What you should do: Output nothing but the lines from the line with "Read out every word on this page." through the end of the listing below, both ends included.

Provided material:
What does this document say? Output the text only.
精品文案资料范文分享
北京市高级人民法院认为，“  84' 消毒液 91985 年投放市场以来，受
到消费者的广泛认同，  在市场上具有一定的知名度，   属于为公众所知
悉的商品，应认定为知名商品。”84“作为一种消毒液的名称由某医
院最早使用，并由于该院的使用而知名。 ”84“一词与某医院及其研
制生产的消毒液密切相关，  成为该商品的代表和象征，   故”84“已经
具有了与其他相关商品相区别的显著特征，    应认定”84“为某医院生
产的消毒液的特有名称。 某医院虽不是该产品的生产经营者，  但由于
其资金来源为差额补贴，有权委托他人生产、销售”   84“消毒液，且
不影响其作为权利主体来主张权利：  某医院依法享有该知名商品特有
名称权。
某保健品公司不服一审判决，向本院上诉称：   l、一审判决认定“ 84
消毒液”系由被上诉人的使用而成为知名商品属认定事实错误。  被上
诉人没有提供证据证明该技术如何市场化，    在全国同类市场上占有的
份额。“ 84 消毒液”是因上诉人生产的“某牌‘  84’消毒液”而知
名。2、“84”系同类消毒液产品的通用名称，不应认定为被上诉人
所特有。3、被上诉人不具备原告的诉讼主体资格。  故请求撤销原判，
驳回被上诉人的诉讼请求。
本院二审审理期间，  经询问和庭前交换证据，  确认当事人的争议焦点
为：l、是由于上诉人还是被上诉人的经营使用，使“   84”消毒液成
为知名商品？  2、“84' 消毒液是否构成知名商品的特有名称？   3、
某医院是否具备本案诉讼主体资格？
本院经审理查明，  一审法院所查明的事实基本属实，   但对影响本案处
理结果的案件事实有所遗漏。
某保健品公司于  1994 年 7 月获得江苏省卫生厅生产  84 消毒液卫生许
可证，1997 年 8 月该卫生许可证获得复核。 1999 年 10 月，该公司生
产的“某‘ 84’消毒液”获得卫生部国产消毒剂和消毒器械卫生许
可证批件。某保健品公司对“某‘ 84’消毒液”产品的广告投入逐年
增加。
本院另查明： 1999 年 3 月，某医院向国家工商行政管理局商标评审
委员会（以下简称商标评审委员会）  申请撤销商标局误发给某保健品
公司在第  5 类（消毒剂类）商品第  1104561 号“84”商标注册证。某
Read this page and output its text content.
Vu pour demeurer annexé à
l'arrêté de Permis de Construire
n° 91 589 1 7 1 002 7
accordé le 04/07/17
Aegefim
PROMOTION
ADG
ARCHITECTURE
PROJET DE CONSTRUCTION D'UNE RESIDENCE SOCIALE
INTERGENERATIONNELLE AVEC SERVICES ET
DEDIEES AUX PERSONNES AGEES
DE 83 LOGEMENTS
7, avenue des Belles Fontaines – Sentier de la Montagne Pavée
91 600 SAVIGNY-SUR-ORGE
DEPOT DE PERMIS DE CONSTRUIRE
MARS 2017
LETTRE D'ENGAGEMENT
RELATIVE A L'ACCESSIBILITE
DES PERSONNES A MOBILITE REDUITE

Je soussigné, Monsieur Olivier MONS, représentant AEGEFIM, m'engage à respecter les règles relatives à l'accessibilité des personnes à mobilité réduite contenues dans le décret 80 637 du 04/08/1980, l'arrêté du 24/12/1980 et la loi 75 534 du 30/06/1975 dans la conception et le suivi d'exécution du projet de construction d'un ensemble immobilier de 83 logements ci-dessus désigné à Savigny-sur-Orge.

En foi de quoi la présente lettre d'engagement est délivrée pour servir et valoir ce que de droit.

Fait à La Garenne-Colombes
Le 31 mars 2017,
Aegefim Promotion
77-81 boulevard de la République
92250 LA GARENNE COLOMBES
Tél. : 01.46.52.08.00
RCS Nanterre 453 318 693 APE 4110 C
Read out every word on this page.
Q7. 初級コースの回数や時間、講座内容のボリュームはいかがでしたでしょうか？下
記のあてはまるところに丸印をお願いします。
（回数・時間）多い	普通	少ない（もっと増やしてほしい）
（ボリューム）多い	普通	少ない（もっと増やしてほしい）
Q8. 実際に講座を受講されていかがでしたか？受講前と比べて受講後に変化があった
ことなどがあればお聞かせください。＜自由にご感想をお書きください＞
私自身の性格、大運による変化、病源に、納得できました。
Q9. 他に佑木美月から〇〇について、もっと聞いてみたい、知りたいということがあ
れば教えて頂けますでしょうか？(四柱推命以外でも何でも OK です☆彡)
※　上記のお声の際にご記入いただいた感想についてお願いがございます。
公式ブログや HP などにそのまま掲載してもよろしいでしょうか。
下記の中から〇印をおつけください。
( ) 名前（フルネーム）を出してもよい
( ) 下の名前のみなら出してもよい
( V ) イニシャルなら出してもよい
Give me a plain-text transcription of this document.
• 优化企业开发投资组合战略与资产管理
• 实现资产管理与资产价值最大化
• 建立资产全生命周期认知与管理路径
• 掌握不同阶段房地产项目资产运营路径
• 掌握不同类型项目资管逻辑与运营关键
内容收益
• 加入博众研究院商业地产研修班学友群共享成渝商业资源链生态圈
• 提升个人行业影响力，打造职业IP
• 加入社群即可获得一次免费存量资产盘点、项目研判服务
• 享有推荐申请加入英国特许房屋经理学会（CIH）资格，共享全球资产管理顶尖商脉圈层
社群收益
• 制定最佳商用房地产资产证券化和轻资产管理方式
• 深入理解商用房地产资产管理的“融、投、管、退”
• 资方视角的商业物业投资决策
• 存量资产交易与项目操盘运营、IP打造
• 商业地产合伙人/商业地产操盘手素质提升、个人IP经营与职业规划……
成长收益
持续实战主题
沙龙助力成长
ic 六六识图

Response to the task:
Read out every word on this page.
Q7. 初級コースの回数や時間、講座内容のボリュームはいかがでしたでしょうか？下
記のあてはまるところに丸印をお願いします。
（回数・時間）多い	普通	少ない（もっと増やしてほしい）
（ボリューム）多い	普通	少ない（もっと増やしてほしい）
Q8. 実際に講座を受講されていかがでしたか？受講前と比べて受講後に変化があった
ことなどがあればお聞かせください。＜自由にご感想をお書きください＞
私自身の性格、大運による変化、病源に、納得できました。
Q9. 他に佑木美月から〇〇について、もっと聞いてみたい、知りたいということがあ
れば教えて頂けますでしょうか？(四柱推命以外でも何でも OK です☆彡)
※　上記のお声の際にご記入いただいた感想についてお願いがございます。
公式ブログや HP などにそのまま掲載してもよろしいでしょうか。
下記の中から〇印をおつけください。
( ) 名前（フルネーム）を出してもよい
( ) 下の名前のみなら出してもよい
( V ) イニシャルなら出してもよい
Give me a plain-text transcription of this document.
• 优化企业开发投资组合战略与资产管理
• 实现资产管理与资产价值最大化
• 建立资产全生命周期认知与管理路径
• 掌握不同阶段房地产项目资产运营路径
• 掌握不同类型项目资管逻辑与运营关键
内容收益
• 加入博众研究院商业地产研修班学友群共享成渝商业资源链生态圈
• 提升个人行业影响力，打造职业IP
• 加入社群即可获得一次免费存量资产盘点、项目研判服务
• 享有推荐申请加入英国特许房屋经理学会（CIH）资格，共享全球资产管理顶尖商脉圈层
社群收益
• 制定最佳商用房地产资产证券化和轻资产管理方式
• 深入理解商用房地产资产管理的“融、投、管、退”
• 资方视角的商业物业投资决策
• 存量资产交易与项目操盘运营、IP打造
• 商业地产合伙人/商业地产操盘手素质提升、个人IP经营与职业规划……
成长收益
持续实战主题
沙龙助力成长
ic 六六识图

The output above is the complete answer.